SUPPLIED INFORMATION:
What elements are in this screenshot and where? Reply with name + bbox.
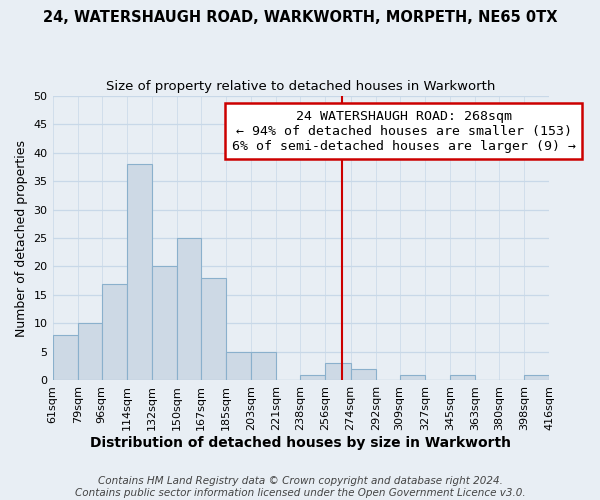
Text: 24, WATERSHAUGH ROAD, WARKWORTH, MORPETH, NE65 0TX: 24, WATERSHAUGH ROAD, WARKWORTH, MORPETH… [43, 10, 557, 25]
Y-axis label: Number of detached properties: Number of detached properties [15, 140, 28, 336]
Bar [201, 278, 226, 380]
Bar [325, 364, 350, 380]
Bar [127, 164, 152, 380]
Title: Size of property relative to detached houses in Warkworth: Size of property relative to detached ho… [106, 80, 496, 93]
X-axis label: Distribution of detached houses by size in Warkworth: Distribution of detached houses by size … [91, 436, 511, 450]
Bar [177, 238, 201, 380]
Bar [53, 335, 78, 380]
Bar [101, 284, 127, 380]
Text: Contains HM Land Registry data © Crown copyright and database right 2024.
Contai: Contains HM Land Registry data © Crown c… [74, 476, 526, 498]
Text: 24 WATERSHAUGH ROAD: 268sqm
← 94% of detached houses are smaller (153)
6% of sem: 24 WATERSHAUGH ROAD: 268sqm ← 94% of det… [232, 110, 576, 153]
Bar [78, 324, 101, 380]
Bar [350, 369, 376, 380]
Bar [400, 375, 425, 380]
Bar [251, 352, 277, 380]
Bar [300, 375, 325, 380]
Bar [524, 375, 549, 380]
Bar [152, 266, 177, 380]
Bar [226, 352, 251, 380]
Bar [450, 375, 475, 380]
...
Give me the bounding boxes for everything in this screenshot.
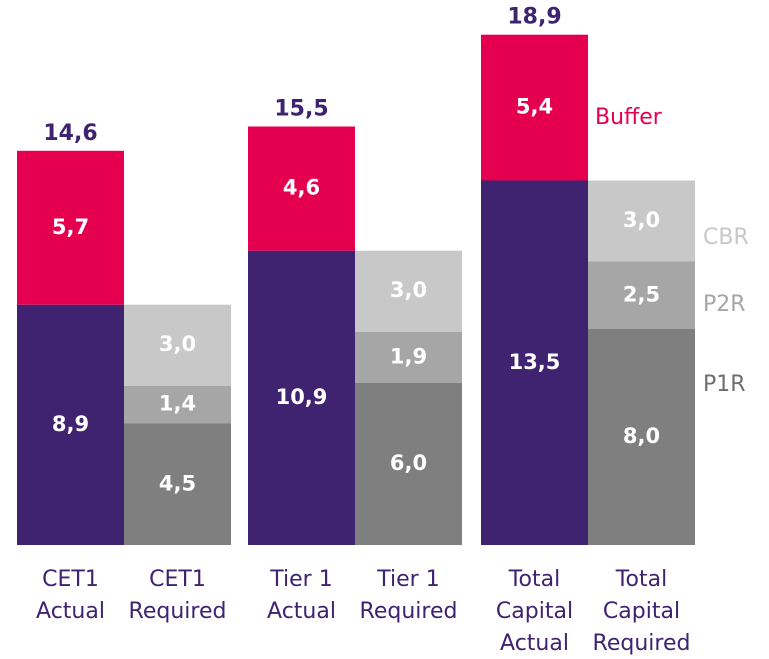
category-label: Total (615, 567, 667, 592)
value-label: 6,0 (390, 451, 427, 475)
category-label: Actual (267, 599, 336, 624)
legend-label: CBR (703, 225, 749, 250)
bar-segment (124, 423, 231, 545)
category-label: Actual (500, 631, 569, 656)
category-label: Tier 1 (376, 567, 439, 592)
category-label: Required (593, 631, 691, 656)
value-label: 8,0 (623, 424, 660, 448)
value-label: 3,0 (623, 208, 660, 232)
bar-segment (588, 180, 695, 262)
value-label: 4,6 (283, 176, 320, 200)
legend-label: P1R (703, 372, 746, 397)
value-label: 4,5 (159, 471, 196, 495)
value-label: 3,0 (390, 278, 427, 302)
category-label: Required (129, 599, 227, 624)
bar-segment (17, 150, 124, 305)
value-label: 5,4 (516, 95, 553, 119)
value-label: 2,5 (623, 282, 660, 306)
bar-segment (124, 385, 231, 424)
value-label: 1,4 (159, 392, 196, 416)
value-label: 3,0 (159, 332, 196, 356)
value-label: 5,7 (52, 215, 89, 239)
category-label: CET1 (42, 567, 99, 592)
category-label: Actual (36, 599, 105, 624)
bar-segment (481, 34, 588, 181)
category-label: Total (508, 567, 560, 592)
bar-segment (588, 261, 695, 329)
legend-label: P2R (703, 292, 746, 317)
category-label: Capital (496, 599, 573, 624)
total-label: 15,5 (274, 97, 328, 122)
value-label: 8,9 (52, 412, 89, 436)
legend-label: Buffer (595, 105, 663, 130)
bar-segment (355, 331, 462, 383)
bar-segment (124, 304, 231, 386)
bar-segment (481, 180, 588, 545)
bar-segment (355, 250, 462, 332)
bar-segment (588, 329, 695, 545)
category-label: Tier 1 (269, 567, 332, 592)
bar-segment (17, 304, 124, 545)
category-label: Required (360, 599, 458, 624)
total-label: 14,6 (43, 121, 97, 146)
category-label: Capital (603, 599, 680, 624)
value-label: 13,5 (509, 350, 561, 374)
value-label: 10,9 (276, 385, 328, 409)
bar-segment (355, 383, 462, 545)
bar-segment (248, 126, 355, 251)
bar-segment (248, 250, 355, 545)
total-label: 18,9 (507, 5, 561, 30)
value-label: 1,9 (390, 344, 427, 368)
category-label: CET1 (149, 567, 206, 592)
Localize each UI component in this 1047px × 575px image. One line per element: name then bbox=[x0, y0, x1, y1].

CHALLENGE:
Reproduce the lines of entries from the one with "Text: 24, WATERSHAUGH" through the one with "are smaller (153)", both included, character for character.

RESPONSE TO THIS TASK:
Text: 24, WATERSHAUGH ROAD, WARKWORTH, MORPETH, NE65 0TX: 24, WATERSHAUGH ROAD, WARKWORTH, MORPETH… [43, 10, 557, 25]
Y-axis label: Number of detached properties: Number of detached properties [15, 140, 28, 336]
Bar [201, 278, 226, 380]
Bar [325, 364, 350, 380]
Bar [127, 164, 152, 380]
Title: Size of property relative to detached houses in Warkworth: Size of property relative to detached ho… [106, 80, 496, 93]
X-axis label: Distribution of detached houses by size in Warkworth: Distribution of detached houses by size … [91, 436, 511, 450]
Bar [177, 238, 201, 380]
Bar [53, 335, 78, 380]
Bar [101, 284, 127, 380]
Text: Contains HM Land Registry data © Crown copyright and database right 2024.
Contai: Contains HM Land Registry data © Crown c… [74, 476, 526, 498]
Text: 24 WATERSHAUGH ROAD: 268sqm
← 94% of detached houses are smaller (153)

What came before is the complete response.